=== DATASET ENTRIES ===
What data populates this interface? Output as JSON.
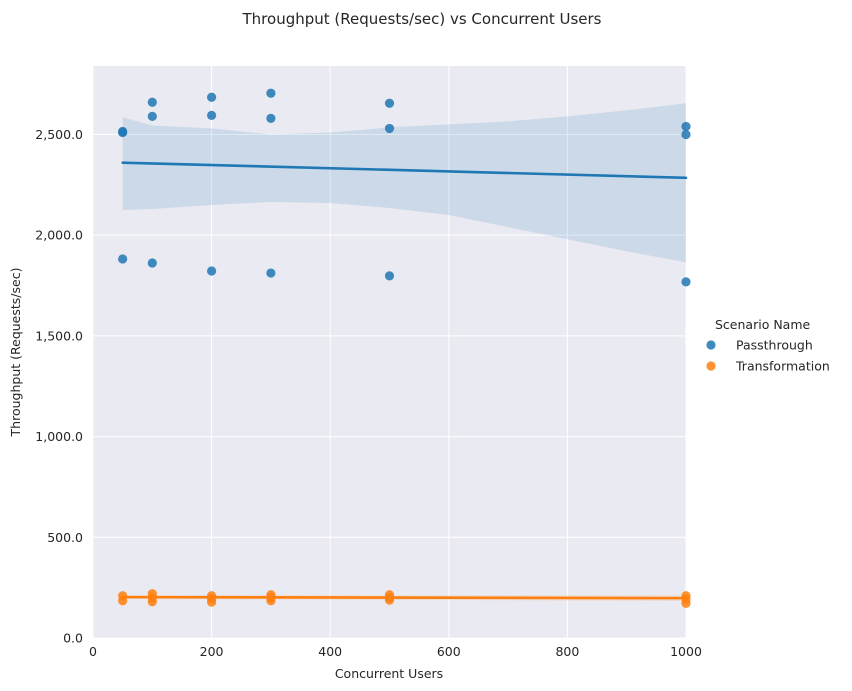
{
  "chart_data": {
    "type": "scatter",
    "title": "Throughput (Requests/sec) vs Concurrent Users",
    "xlabel": "Concurrent Users",
    "ylabel": "Throughput (Requests/sec)",
    "xlim": [
      0,
      1000
    ],
    "ylim": [
      0,
      2840
    ],
    "x_ticks": [
      0,
      200,
      400,
      600,
      800,
      1000
    ],
    "x_tick_labels": [
      "0",
      "200",
      "400",
      "600",
      "800",
      "1000"
    ],
    "y_ticks": [
      0,
      500,
      1000,
      1500,
      2000,
      2500
    ],
    "y_tick_labels": [
      "0.0",
      "500.0",
      "1,000.0",
      "1,500.0",
      "2,000.0",
      "2,500.0"
    ],
    "grid": true,
    "legend": {
      "title": "Scenario Name",
      "placement": "right"
    },
    "series": [
      {
        "name": "Passthrough",
        "color": "#1f77b4",
        "points": [
          [
            50,
            2515
          ],
          [
            50,
            2510
          ],
          [
            50,
            1882
          ],
          [
            100,
            2660
          ],
          [
            100,
            2590
          ],
          [
            100,
            1862
          ],
          [
            200,
            2685
          ],
          [
            200,
            2595
          ],
          [
            200,
            1822
          ],
          [
            300,
            2705
          ],
          [
            300,
            2580
          ],
          [
            300,
            1812
          ],
          [
            500,
            2655
          ],
          [
            500,
            2530
          ],
          [
            500,
            1798
          ],
          [
            1000,
            2540
          ],
          [
            1000,
            2500
          ],
          [
            1000,
            1768
          ]
        ],
        "trend": [
          [
            50,
            2360
          ],
          [
            1000,
            2285
          ]
        ],
        "ci_band": {
          "x": [
            50,
            100,
            200,
            300,
            400,
            500,
            600,
            700,
            800,
            900,
            1000
          ],
          "upper": [
            2585,
            2545,
            2530,
            2500,
            2510,
            2535,
            2550,
            2565,
            2590,
            2620,
            2655
          ],
          "lower": [
            2125,
            2130,
            2150,
            2165,
            2160,
            2135,
            2100,
            2040,
            1980,
            1920,
            1865
          ]
        }
      },
      {
        "name": "Transformation",
        "color": "#ff7f0e",
        "points": [
          [
            50,
            210
          ],
          [
            50,
            185
          ],
          [
            100,
            220
          ],
          [
            100,
            200
          ],
          [
            100,
            180
          ],
          [
            200,
            210
          ],
          [
            200,
            195
          ],
          [
            200,
            178
          ],
          [
            300,
            215
          ],
          [
            300,
            200
          ],
          [
            300,
            185
          ],
          [
            500,
            215
          ],
          [
            500,
            200
          ],
          [
            500,
            188
          ],
          [
            1000,
            210
          ],
          [
            1000,
            192
          ],
          [
            1000,
            172
          ]
        ],
        "trend": [
          [
            50,
            203
          ],
          [
            1000,
            198
          ]
        ],
        "ci_band": {
          "x": [
            50,
            1000
          ],
          "upper": [
            212,
            212
          ],
          "lower": [
            194,
            184
          ]
        }
      }
    ]
  }
}
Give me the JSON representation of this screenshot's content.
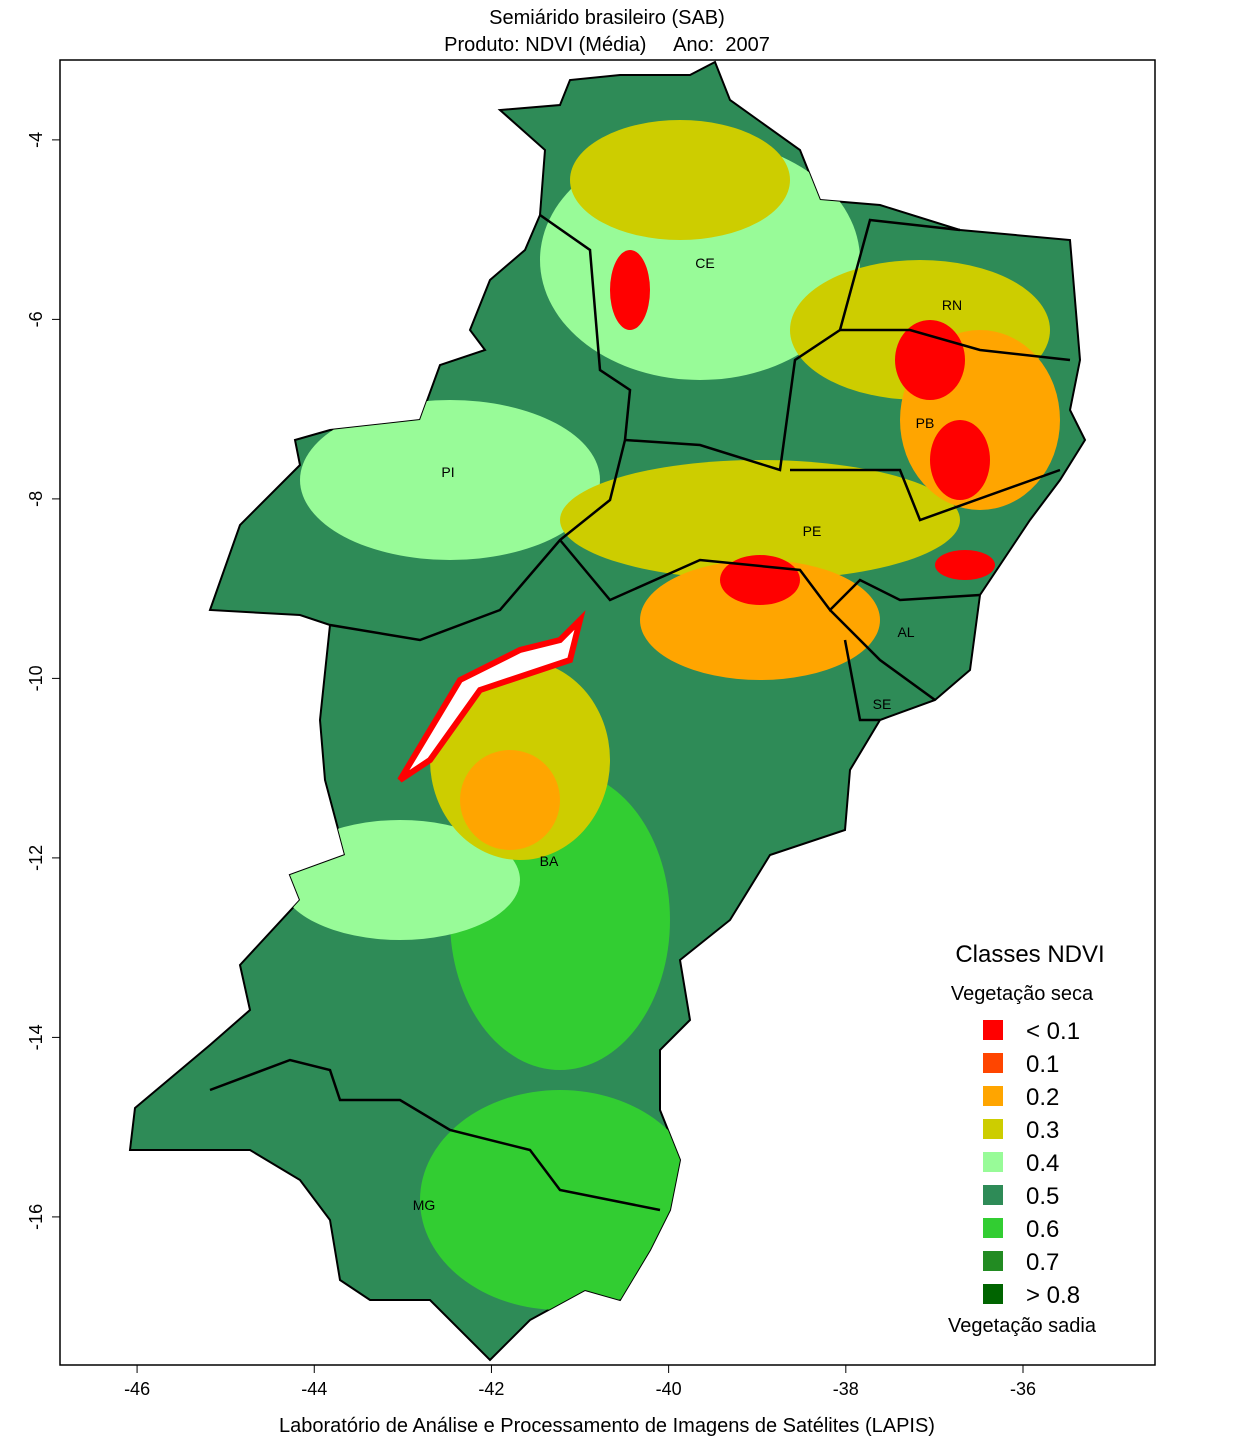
{
  "map": {
    "title": "Semiárido brasileiro (SAB)",
    "subtitle": "Produto: NDVI (Média)     Ano:  2007",
    "caption": "Laboratório de Análise e Processamento de Imagens de Satélites (LAPIS)",
    "xlim": [
      -46.87,
      -34.51
    ],
    "ylim": [
      -17.65,
      -3.11
    ],
    "xticks": [
      -46,
      -44,
      -42,
      -40,
      -38,
      -36
    ],
    "yticks": [
      -4,
      -6,
      -8,
      -10,
      -12,
      -14,
      -16
    ],
    "states": [
      "CE",
      "RN",
      "PB",
      "PI",
      "PE",
      "AL",
      "SE",
      "BA",
      "MG"
    ],
    "legend": {
      "title": "Classes NDVI",
      "top_label": "Vegetação seca",
      "bottom_label": "Vegetação sadia",
      "items": [
        {
          "label": "< 0.1",
          "color": "#ff0000"
        },
        {
          "label": "0.1",
          "color": "#ff4500"
        },
        {
          "label": "0.2",
          "color": "#ffa500"
        },
        {
          "label": "0.3",
          "color": "#cdcd00"
        },
        {
          "label": "0.4",
          "color": "#98fb98"
        },
        {
          "label": "0.5",
          "color": "#2e8b57"
        },
        {
          "label": "0.6",
          "color": "#32cd32"
        },
        {
          "label": "0.7",
          "color": "#228b22"
        },
        {
          "label": "> 0.8",
          "color": "#006400"
        }
      ]
    }
  }
}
===
Could you reproduce every record above exactly, leaving out the pictures?

### FINISHED EXERCISE
What data populates this interface? Output as JSON.
{
  "chart_data": {
    "type": "scatter",
    "title": "Throughput (Requests/sec) vs Concurrent Users",
    "xlabel": "Concurrent Users",
    "ylabel": "Throughput (Requests/sec)",
    "xlim": [
      0,
      1000
    ],
    "ylim": [
      0,
      2840
    ],
    "x_ticks": [
      0,
      200,
      400,
      600,
      800,
      1000
    ],
    "x_tick_labels": [
      "0",
      "200",
      "400",
      "600",
      "800",
      "1000"
    ],
    "y_ticks": [
      0,
      500,
      1000,
      1500,
      2000,
      2500
    ],
    "y_tick_labels": [
      "0.0",
      "500.0",
      "1,000.0",
      "1,500.0",
      "2,000.0",
      "2,500.0"
    ],
    "grid": true,
    "legend": {
      "title": "Scenario Name",
      "placement": "right"
    },
    "series": [
      {
        "name": "Passthrough",
        "color": "#1f77b4",
        "points": [
          [
            50,
            2515
          ],
          [
            50,
            2510
          ],
          [
            50,
            1882
          ],
          [
            100,
            2660
          ],
          [
            100,
            2590
          ],
          [
            100,
            1862
          ],
          [
            200,
            2685
          ],
          [
            200,
            2595
          ],
          [
            200,
            1822
          ],
          [
            300,
            2705
          ],
          [
            300,
            2580
          ],
          [
            300,
            1812
          ],
          [
            500,
            2655
          ],
          [
            500,
            2530
          ],
          [
            500,
            1798
          ],
          [
            1000,
            2540
          ],
          [
            1000,
            2500
          ],
          [
            1000,
            1768
          ]
        ],
        "trend": [
          [
            50,
            2360
          ],
          [
            1000,
            2285
          ]
        ],
        "ci_band": {
          "x": [
            50,
            100,
            200,
            300,
            400,
            500,
            600,
            700,
            800,
            900,
            1000
          ],
          "upper": [
            2585,
            2545,
            2530,
            2500,
            2510,
            2535,
            2550,
            2565,
            2590,
            2620,
            2655
          ],
          "lower": [
            2125,
            2130,
            2150,
            2165,
            2160,
            2135,
            2100,
            2040,
            1980,
            1920,
            1865
          ]
        }
      },
      {
        "name": "Transformation",
        "color": "#ff7f0e",
        "points": [
          [
            50,
            210
          ],
          [
            50,
            185
          ],
          [
            100,
            220
          ],
          [
            100,
            200
          ],
          [
            100,
            180
          ],
          [
            200,
            210
          ],
          [
            200,
            195
          ],
          [
            200,
            178
          ],
          [
            300,
            215
          ],
          [
            300,
            200
          ],
          [
            300,
            185
          ],
          [
            500,
            215
          ],
          [
            500,
            200
          ],
          [
            500,
            188
          ],
          [
            1000,
            210
          ],
          [
            1000,
            192
          ],
          [
            1000,
            172
          ]
        ],
        "trend": [
          [
            50,
            203
          ],
          [
            1000,
            198
          ]
        ],
        "ci_band": {
          "x": [
            50,
            1000
          ],
          "upper": [
            212,
            212
          ],
          "lower": [
            194,
            184
          ]
        }
      }
    ]
  }
}
Give me the JSON representation of this screenshot's content.
{
  "map": {
    "title": "Semiárido brasileiro (SAB)",
    "subtitle": "Produto: NDVI (Média)     Ano:  2007",
    "caption": "Laboratório de Análise e Processamento de Imagens de Satélites (LAPIS)",
    "xlim": [
      -46.87,
      -34.51
    ],
    "ylim": [
      -17.65,
      -3.11
    ],
    "xticks": [
      -46,
      -44,
      -42,
      -40,
      -38,
      -36
    ],
    "yticks": [
      -4,
      -6,
      -8,
      -10,
      -12,
      -14,
      -16
    ],
    "states": [
      "CE",
      "RN",
      "PB",
      "PI",
      "PE",
      "AL",
      "SE",
      "BA",
      "MG"
    ],
    "legend": {
      "title": "Classes NDVI",
      "top_label": "Vegetação seca",
      "bottom_label": "Vegetação sadia",
      "items": [
        {
          "label": "< 0.1",
          "color": "#ff0000"
        },
        {
          "label": "0.1",
          "color": "#ff4500"
        },
        {
          "label": "0.2",
          "color": "#ffa500"
        },
        {
          "label": "0.3",
          "color": "#cdcd00"
        },
        {
          "label": "0.4",
          "color": "#98fb98"
        },
        {
          "label": "0.5",
          "color": "#2e8b57"
        },
        {
          "label": "0.6",
          "color": "#32cd32"
        },
        {
          "label": "0.7",
          "color": "#228b22"
        },
        {
          "label": "> 0.8",
          "color": "#006400"
        }
      ]
    }
  }
}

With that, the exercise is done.